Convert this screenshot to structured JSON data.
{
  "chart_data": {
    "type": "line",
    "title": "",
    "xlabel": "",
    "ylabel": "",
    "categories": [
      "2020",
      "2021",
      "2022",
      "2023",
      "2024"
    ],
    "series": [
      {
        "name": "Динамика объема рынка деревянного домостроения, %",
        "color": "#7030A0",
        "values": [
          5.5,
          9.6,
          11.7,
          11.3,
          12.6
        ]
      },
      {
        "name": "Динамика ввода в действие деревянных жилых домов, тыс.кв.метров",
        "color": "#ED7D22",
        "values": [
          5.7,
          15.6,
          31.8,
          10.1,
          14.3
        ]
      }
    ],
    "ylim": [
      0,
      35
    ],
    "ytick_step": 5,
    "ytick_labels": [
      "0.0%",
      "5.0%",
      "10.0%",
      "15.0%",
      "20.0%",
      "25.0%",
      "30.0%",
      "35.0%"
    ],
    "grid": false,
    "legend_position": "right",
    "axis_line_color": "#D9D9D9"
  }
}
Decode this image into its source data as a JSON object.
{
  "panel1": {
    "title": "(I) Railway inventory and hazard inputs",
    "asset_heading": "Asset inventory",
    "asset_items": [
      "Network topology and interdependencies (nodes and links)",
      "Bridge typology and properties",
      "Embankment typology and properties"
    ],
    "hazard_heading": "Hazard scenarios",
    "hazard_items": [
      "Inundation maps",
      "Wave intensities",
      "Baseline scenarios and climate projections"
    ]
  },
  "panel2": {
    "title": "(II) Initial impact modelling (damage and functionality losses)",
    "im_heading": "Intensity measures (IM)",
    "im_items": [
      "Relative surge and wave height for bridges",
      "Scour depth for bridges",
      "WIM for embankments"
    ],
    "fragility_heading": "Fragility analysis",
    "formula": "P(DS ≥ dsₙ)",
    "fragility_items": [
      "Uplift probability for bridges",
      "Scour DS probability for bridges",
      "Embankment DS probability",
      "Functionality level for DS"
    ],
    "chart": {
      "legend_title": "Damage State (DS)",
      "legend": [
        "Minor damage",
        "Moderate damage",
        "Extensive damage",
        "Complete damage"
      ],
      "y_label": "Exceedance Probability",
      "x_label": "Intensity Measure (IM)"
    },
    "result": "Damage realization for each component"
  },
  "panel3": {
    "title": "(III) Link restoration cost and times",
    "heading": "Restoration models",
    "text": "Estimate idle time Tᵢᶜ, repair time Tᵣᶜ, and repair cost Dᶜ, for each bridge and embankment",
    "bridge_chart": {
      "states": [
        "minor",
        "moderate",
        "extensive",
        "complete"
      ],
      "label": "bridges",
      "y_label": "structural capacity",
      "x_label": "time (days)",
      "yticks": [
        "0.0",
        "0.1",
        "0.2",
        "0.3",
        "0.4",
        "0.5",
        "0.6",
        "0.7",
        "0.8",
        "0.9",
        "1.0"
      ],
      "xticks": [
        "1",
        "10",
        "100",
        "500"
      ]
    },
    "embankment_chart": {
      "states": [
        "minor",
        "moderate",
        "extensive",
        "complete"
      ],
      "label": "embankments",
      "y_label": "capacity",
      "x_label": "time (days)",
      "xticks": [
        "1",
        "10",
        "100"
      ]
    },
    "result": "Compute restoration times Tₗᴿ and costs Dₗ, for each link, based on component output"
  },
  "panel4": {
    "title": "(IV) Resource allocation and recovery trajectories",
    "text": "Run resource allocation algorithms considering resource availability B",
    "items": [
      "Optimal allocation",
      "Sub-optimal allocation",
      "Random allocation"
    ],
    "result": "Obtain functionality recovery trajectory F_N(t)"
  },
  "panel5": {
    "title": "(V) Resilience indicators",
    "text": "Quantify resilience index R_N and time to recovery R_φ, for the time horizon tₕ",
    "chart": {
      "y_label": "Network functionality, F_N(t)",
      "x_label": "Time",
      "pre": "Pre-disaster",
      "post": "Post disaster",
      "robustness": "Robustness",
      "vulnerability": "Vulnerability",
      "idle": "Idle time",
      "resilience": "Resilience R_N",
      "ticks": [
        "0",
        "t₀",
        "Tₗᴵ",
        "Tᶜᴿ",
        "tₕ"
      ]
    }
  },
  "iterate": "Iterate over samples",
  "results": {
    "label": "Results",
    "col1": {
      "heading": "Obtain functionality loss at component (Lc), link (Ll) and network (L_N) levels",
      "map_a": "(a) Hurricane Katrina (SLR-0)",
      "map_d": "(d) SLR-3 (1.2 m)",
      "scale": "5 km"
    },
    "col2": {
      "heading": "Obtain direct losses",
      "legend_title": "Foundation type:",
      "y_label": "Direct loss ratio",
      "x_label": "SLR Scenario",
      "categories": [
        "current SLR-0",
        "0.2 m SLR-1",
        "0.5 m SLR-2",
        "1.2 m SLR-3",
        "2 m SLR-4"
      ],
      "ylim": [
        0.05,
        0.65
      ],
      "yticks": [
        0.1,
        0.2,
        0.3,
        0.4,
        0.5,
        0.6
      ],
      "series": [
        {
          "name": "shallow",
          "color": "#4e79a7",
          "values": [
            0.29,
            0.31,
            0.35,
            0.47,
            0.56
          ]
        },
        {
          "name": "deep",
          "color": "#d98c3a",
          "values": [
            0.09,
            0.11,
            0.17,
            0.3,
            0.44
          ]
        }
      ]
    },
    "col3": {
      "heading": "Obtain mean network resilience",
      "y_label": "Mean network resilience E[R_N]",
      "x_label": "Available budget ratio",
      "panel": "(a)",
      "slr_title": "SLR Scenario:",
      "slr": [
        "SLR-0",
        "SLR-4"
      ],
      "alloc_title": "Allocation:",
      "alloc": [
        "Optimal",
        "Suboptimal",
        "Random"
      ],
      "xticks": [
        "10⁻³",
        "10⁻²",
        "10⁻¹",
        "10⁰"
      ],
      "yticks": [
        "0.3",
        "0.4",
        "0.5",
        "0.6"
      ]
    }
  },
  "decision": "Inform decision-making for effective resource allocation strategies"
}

### [WHAT THE EXERCISE ASKS]
Return all of the entries exactly as they were supplied.

### [RESULT OF THE EXERCISE]
Convert this screenshot to structured JSON data.
{
  "chart_data": {
    "type": "line",
    "title": "",
    "xlabel": "",
    "ylabel": "",
    "categories": [
      "2020",
      "2021",
      "2022",
      "2023",
      "2024"
    ],
    "series": [
      {
        "name": "Динамика объема рынка деревянного домостроения, %",
        "color": "#7030A0",
        "values": [
          5.5,
          9.6,
          11.7,
          11.3,
          12.6
        ]
      },
      {
        "name": "Динамика ввода в действие деревянных жилых домов, тыс.кв.метров",
        "color": "#ED7D22",
        "values": [
          5.7,
          15.6,
          31.8,
          10.1,
          14.3
        ]
      }
    ],
    "ylim": [
      0,
      35
    ],
    "ytick_step": 5,
    "ytick_labels": [
      "0.0%",
      "5.0%",
      "10.0%",
      "15.0%",
      "20.0%",
      "25.0%",
      "30.0%",
      "35.0%"
    ],
    "grid": false,
    "legend_position": "right",
    "axis_line_color": "#D9D9D9"
  }
}
Decode this image into its source data as a JSON object.
{
  "panel1": {
    "title": "(I) Railway inventory and hazard inputs",
    "asset_heading": "Asset inventory",
    "asset_items": [
      "Network topology and interdependencies (nodes and links)",
      "Bridge typology and properties",
      "Embankment typology and properties"
    ],
    "hazard_heading": "Hazard scenarios",
    "hazard_items": [
      "Inundation maps",
      "Wave intensities",
      "Baseline scenarios and climate projections"
    ]
  },
  "panel2": {
    "title": "(II) Initial impact modelling (damage and functionality losses)",
    "im_heading": "Intensity measures (IM)",
    "im_items": [
      "Relative surge and wave height for bridges",
      "Scour depth for bridges",
      "WIM for embankments"
    ],
    "fragility_heading": "Fragility analysis",
    "formula": "P(DS ≥ dsₙ)",
    "fragility_items": [
      "Uplift probability for bridges",
      "Scour DS probability for bridges",
      "Embankment DS probability",
      "Functionality level for DS"
    ],
    "chart": {
      "legend_title": "Damage State (DS)",
      "legend": [
        "Minor damage",
        "Moderate damage",
        "Extensive damage",
        "Complete damage"
      ],
      "y_label": "Exceedance Probability",
      "x_label": "Intensity Measure (IM)"
    },
    "result": "Damage realization for each component"
  },
  "panel3": {
    "title": "(III) Link restoration cost and times",
    "heading": "Restoration models",
    "text": "Estimate idle time Tᵢᶜ, repair time Tᵣᶜ, and repair cost Dᶜ, for each bridge and embankment",
    "bridge_chart": {
      "states": [
        "minor",
        "moderate",
        "extensive",
        "complete"
      ],
      "label": "bridges",
      "y_label": "structural capacity",
      "x_label": "time (days)",
      "yticks": [
        "0.0",
        "0.1",
        "0.2",
        "0.3",
        "0.4",
        "0.5",
        "0.6",
        "0.7",
        "0.8",
        "0.9",
        "1.0"
      ],
      "xticks": [
        "1",
        "10",
        "100",
        "500"
      ]
    },
    "embankment_chart": {
      "states": [
        "minor",
        "moderate",
        "extensive",
        "complete"
      ],
      "label": "embankments",
      "y_label": "capacity",
      "x_label": "time (days)",
      "xticks": [
        "1",
        "10",
        "100"
      ]
    },
    "result": "Compute restoration times Tₗᴿ and costs Dₗ, for each link, based on component output"
  },
  "panel4": {
    "title": "(IV) Resource allocation and recovery trajectories",
    "text": "Run resource allocation algorithms considering resource availability B",
    "items": [
      "Optimal allocation",
      "Sub-optimal allocation",
      "Random allocation"
    ],
    "result": "Obtain functionality recovery trajectory F_N(t)"
  },
  "panel5": {
    "title": "(V) Resilience indicators",
    "text": "Quantify resilience index R_N and time to recovery R_φ, for the time horizon tₕ",
    "chart": {
      "y_label": "Network functionality, F_N(t)",
      "x_label": "Time",
      "pre": "Pre-disaster",
      "post": "Post disaster",
      "robustness": "Robustness",
      "vulnerability": "Vulnerability",
      "idle": "Idle time",
      "resilience": "Resilience R_N",
      "ticks": [
        "0",
        "t₀",
        "Tₗᴵ",
        "Tᶜᴿ",
        "tₕ"
      ]
    }
  },
  "iterate": "Iterate over samples",
  "results": {
    "label": "Results",
    "col1": {
      "heading": "Obtain functionality loss at component (Lc), link (Ll) and network (L_N) levels",
      "map_a": "(a) Hurricane Katrina (SLR-0)",
      "map_d": "(d) SLR-3 (1.2 m)",
      "scale": "5 km"
    },
    "col2": {
      "heading": "Obtain direct losses",
      "legend_title": "Foundation type:",
      "y_label": "Direct loss ratio",
      "x_label": "SLR Scenario",
      "categories": [
        "current SLR-0",
        "0.2 m SLR-1",
        "0.5 m SLR-2",
        "1.2 m SLR-3",
        "2 m SLR-4"
      ],
      "ylim": [
        0.05,
        0.65
      ],
      "yticks": [
        0.1,
        0.2,
        0.3,
        0.4,
        0.5,
        0.6
      ],
      "series": [
        {
          "name": "shallow",
          "color": "#4e79a7",
          "values": [
            0.29,
            0.31,
            0.35,
            0.47,
            0.56
          ]
        },
        {
          "name": "deep",
          "color": "#d98c3a",
          "values": [
            0.09,
            0.11,
            0.17,
            0.3,
            0.44
          ]
        }
      ]
    },
    "col3": {
      "heading": "Obtain mean network resilience",
      "y_label": "Mean network resilience E[R_N]",
      "x_label": "Available budget ratio",
      "panel": "(a)",
      "slr_title": "SLR Scenario:",
      "slr": [
        "SLR-0",
        "SLR-4"
      ],
      "alloc_title": "Allocation:",
      "alloc": [
        "Optimal",
        "Suboptimal",
        "Random"
      ],
      "xticks": [
        "10⁻³",
        "10⁻²",
        "10⁻¹",
        "10⁰"
      ],
      "yticks": [
        "0.3",
        "0.4",
        "0.5",
        "0.6"
      ]
    }
  },
  "decision": "Inform decision-making for effective resource allocation strategies"
}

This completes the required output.